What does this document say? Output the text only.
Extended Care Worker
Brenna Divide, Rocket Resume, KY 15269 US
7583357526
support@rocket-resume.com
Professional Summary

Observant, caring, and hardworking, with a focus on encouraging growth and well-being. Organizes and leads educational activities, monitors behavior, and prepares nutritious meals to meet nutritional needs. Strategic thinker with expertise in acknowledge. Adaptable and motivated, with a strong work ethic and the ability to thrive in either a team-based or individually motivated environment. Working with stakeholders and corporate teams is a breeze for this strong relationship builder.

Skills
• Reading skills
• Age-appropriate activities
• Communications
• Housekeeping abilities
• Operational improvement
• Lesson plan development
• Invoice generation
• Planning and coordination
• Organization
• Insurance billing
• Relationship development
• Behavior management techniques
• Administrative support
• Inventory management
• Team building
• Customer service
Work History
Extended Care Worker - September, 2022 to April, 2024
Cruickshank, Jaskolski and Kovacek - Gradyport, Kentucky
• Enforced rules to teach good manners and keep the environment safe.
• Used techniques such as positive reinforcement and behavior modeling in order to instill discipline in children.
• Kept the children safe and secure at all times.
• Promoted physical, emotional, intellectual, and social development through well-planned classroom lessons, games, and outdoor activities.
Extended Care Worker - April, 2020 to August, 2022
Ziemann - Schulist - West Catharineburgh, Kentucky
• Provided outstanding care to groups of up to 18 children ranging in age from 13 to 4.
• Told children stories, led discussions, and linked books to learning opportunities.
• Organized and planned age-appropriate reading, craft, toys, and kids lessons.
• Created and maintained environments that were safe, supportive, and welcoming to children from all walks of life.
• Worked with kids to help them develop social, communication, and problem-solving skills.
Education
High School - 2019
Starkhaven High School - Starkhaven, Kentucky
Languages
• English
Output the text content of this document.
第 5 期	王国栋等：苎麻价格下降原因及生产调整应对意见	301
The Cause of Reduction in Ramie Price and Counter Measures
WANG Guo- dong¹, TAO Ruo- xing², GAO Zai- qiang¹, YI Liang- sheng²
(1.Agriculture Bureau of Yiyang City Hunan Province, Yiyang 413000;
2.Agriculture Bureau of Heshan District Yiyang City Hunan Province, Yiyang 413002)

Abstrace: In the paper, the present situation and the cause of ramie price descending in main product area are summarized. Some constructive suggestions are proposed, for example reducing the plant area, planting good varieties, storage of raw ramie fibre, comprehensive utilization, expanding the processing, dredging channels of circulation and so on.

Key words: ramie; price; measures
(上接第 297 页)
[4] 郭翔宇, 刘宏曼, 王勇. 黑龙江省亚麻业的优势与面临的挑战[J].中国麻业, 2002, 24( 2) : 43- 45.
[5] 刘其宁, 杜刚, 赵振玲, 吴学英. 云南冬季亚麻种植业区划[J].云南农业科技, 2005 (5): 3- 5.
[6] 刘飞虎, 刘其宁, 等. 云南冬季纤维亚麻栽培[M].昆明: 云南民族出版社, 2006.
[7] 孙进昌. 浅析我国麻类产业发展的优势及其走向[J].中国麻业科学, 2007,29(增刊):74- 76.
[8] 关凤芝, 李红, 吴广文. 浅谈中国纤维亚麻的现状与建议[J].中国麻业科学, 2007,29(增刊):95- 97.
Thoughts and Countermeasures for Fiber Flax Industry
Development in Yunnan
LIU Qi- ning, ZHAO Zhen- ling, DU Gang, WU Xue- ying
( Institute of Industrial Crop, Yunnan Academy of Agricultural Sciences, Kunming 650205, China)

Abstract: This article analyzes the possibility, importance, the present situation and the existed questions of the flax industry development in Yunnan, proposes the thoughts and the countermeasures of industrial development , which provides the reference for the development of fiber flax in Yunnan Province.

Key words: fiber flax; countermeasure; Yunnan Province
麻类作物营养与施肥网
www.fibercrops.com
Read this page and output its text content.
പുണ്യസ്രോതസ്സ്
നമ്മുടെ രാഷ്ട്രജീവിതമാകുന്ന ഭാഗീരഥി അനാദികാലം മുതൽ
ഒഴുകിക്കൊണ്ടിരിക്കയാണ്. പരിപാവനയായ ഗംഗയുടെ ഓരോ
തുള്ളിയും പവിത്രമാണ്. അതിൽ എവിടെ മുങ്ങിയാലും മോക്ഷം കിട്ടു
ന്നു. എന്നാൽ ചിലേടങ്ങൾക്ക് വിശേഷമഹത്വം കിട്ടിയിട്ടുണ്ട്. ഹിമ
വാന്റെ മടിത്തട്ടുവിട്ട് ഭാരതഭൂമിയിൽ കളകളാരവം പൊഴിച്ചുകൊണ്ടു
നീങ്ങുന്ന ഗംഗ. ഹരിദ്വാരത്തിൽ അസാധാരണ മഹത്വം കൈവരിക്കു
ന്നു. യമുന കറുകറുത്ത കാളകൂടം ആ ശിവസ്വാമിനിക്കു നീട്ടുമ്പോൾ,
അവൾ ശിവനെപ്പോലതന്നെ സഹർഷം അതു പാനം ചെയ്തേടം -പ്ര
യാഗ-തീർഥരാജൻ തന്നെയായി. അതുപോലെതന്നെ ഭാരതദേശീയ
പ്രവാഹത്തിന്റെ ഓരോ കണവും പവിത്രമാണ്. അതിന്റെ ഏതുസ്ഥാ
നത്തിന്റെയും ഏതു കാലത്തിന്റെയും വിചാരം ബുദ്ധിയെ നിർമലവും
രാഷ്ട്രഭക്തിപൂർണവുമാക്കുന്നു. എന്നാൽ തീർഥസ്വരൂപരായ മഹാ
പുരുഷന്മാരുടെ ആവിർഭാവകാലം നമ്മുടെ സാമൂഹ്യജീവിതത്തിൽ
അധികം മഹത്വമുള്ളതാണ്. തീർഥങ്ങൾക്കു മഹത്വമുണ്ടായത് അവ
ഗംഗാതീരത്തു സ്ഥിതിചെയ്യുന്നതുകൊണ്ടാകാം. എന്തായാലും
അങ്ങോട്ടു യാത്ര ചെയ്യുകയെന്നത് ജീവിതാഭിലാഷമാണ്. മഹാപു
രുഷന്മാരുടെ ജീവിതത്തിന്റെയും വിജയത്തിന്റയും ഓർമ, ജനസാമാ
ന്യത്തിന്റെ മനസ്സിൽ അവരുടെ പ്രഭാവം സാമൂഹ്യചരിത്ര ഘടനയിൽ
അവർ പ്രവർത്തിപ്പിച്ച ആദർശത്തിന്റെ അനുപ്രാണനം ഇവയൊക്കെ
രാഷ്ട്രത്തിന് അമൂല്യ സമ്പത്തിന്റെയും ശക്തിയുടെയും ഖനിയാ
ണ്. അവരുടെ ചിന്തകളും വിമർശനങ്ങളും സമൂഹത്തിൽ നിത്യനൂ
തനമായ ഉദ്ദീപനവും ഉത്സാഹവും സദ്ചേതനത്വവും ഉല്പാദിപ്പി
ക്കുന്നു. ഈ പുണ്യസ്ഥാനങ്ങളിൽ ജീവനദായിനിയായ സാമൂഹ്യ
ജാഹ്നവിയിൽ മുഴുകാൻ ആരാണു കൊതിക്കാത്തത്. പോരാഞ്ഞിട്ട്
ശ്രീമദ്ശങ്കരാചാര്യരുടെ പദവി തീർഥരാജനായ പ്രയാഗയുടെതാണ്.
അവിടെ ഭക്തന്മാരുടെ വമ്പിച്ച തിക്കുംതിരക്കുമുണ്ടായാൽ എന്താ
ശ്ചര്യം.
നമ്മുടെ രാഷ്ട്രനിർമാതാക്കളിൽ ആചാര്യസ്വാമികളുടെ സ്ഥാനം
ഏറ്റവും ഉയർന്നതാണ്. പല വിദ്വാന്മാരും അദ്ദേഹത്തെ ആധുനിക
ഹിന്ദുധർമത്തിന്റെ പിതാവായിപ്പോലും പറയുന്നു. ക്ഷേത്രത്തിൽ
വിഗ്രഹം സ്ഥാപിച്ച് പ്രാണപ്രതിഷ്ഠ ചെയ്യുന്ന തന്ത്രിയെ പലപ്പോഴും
----
| TASK DIRECTIONS |
Pull out all lines containing "document".

| EXERCISE SOLUTION |
What does this document say? Output the text only.
Output the text content of this document.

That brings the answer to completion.